__WHAT IS NEEDED__.
Copy the entries word for word, starting at the line that has "List each element" and ending after the line that has "75, 285, 225]". Leave out the pictures.

__DATA SUPPLIED__.
**********
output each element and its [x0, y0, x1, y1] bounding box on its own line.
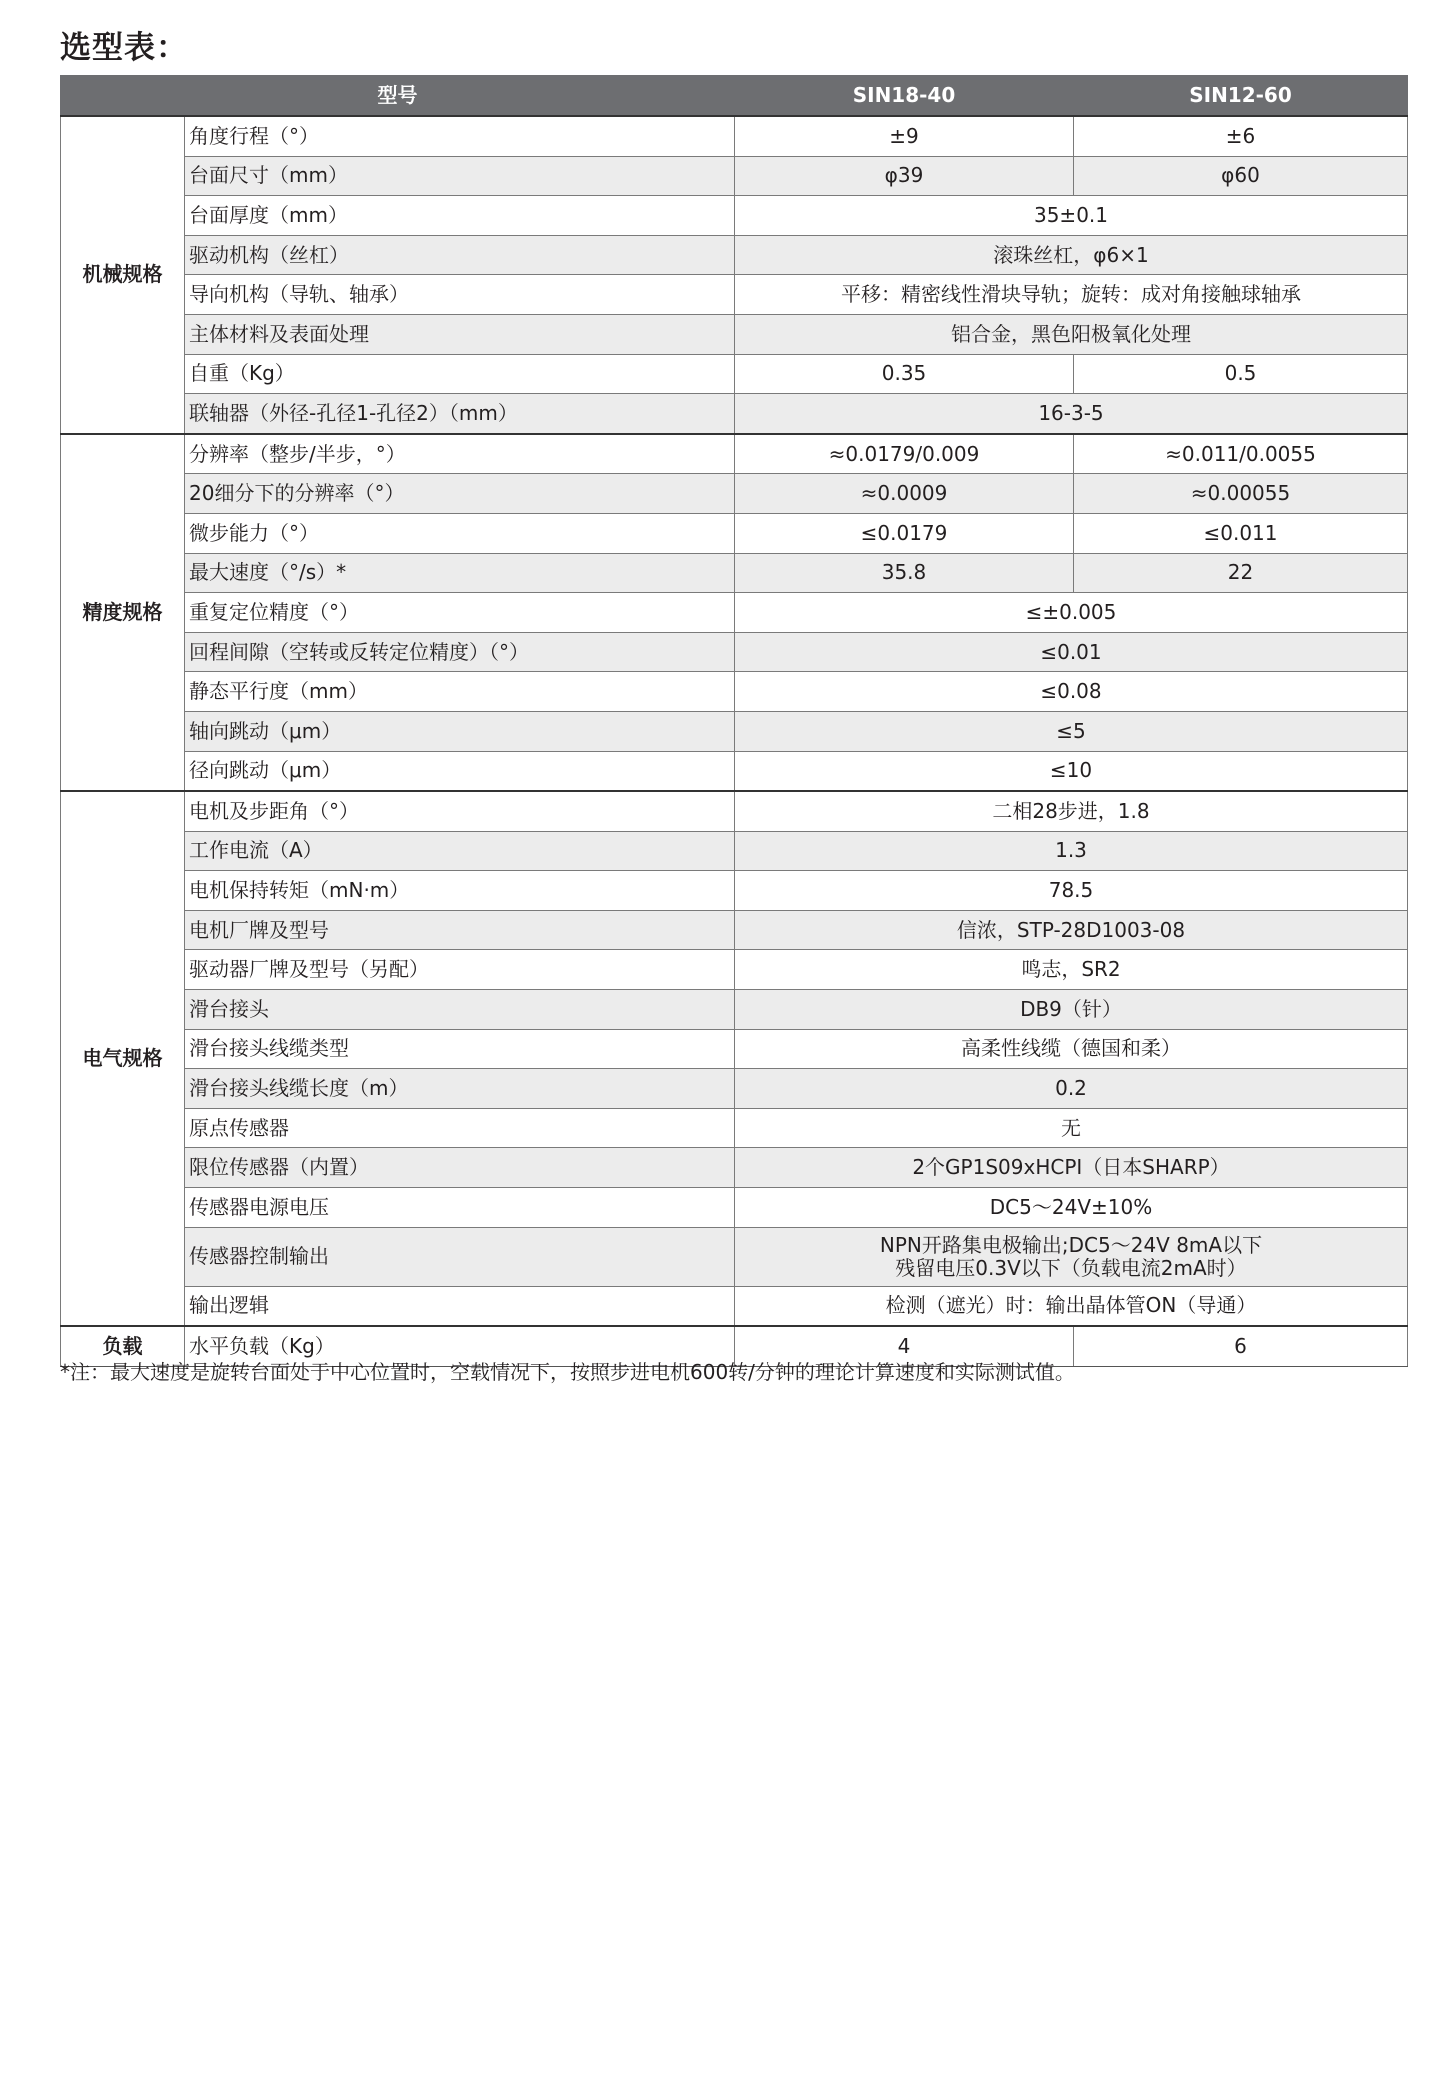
**********
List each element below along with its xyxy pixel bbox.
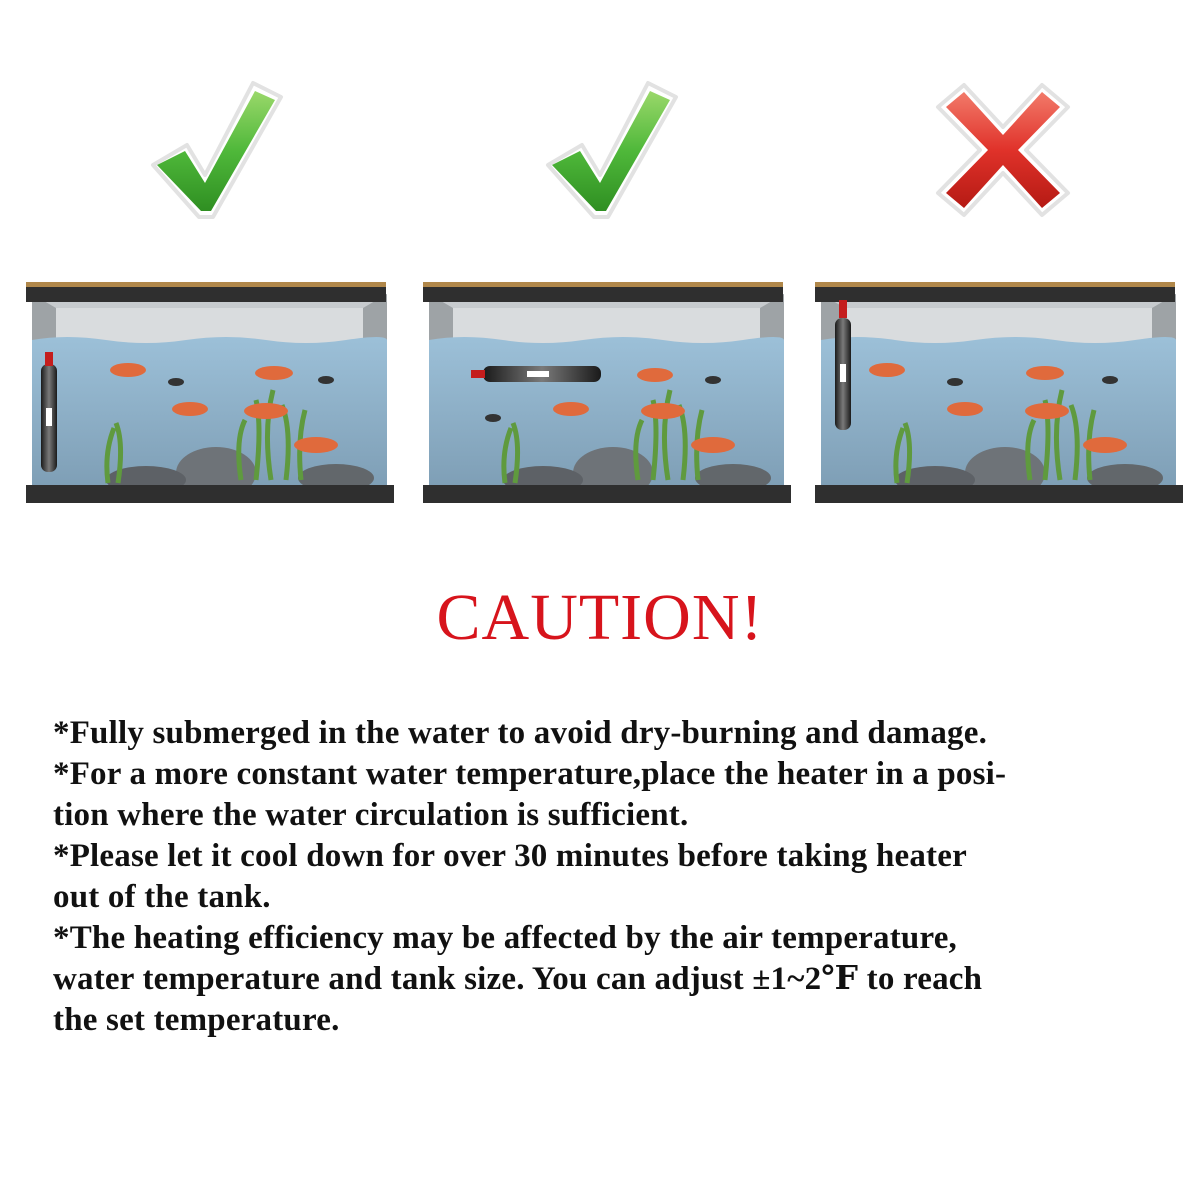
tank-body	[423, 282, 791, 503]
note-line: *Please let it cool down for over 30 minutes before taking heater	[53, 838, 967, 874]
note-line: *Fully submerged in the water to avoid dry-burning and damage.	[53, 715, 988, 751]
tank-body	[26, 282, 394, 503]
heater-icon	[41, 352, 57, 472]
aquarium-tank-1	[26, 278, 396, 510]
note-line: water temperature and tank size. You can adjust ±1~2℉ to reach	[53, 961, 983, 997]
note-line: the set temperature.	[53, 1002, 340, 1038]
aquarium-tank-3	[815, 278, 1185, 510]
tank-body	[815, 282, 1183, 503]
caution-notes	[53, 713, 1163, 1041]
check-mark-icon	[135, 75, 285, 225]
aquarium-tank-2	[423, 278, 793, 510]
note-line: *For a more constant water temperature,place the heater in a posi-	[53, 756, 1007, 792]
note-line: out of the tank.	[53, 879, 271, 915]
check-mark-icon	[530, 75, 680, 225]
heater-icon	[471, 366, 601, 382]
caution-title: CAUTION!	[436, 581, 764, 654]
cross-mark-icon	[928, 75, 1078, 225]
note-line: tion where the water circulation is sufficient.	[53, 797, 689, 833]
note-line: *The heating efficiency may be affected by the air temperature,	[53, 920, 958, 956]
**********
__RESPONSE__.
List each element below along with its xyxy pixel bbox.
tank-body	[423, 282, 791, 503]
note-line: *Please let it cool down for over 30 minutes before taking heater	[53, 838, 967, 874]
note-line: *Fully submerged in the water to avoid dry-burning and damage.	[53, 715, 988, 751]
tank-body	[26, 282, 394, 503]
heater-icon	[41, 352, 57, 472]
aquarium-tank-1	[26, 278, 396, 510]
note-line: water temperature and tank size. You can adjust ±1~2℉ to reach	[53, 961, 983, 997]
note-line: the set temperature.	[53, 1002, 340, 1038]
aquarium-tank-3	[815, 278, 1185, 510]
tank-body	[815, 282, 1183, 503]
caution-notes	[53, 713, 1163, 1041]
check-mark-icon	[135, 75, 285, 225]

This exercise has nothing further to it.